● PROBLEM TO SOLVE
Look at each line of the records and count those with "text" in them. Please answer with the count alone.

_ _ _

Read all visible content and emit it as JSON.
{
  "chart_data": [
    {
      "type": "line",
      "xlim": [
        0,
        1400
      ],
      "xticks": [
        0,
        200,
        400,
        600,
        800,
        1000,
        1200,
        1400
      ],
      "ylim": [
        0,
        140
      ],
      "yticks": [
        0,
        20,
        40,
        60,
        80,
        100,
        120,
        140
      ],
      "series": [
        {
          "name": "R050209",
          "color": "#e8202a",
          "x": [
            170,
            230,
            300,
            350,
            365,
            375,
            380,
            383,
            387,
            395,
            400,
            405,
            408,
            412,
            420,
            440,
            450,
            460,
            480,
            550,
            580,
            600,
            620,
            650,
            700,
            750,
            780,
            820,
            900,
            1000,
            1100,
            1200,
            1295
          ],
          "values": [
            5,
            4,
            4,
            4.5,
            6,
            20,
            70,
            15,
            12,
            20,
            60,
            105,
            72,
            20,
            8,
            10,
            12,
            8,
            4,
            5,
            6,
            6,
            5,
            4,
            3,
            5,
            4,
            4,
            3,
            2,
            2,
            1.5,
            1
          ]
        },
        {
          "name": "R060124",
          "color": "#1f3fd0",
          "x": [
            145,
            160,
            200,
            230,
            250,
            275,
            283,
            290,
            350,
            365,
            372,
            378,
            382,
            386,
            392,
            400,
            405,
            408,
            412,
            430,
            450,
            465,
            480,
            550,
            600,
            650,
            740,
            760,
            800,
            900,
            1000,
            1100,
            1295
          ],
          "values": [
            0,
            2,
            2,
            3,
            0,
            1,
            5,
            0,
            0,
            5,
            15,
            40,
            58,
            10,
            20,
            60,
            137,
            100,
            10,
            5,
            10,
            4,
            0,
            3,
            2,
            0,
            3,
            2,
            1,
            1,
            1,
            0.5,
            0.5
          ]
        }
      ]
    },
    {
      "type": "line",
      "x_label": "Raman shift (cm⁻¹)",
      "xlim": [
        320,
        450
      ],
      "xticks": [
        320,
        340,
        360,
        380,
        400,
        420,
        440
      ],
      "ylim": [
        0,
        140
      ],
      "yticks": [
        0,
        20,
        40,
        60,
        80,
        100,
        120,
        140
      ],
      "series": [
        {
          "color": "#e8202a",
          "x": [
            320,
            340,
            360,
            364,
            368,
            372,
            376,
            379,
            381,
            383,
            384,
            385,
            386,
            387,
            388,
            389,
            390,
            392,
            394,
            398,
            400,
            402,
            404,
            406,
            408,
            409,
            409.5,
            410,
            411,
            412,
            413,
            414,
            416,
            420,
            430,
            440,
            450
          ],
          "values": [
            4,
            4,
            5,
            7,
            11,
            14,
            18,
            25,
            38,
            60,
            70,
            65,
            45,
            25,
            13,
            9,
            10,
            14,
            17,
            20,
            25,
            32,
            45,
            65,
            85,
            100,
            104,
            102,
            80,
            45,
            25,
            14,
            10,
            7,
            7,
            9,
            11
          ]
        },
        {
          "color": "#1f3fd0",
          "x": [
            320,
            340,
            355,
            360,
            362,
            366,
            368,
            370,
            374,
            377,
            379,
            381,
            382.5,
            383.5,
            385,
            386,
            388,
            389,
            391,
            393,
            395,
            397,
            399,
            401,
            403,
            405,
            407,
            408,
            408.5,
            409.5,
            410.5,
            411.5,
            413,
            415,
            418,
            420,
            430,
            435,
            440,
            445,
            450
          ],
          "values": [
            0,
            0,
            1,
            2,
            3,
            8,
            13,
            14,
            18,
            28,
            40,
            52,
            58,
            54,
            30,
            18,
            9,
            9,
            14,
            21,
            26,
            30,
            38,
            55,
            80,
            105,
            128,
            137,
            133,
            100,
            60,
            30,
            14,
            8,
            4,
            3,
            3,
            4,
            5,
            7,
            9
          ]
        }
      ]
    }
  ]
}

_ _ _

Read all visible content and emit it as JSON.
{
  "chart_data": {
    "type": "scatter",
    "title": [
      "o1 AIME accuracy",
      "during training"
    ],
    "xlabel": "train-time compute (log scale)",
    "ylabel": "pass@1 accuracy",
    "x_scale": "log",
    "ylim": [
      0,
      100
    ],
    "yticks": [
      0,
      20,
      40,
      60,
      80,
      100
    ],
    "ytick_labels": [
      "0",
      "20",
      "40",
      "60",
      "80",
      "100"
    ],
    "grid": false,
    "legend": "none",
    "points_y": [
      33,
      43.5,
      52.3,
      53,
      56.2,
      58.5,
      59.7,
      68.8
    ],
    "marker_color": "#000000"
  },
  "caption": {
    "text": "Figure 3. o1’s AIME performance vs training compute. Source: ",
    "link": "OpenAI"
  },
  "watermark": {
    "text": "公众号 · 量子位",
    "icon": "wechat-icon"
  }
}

_ _ _

● SOLUTION TO THE PROBLEM
2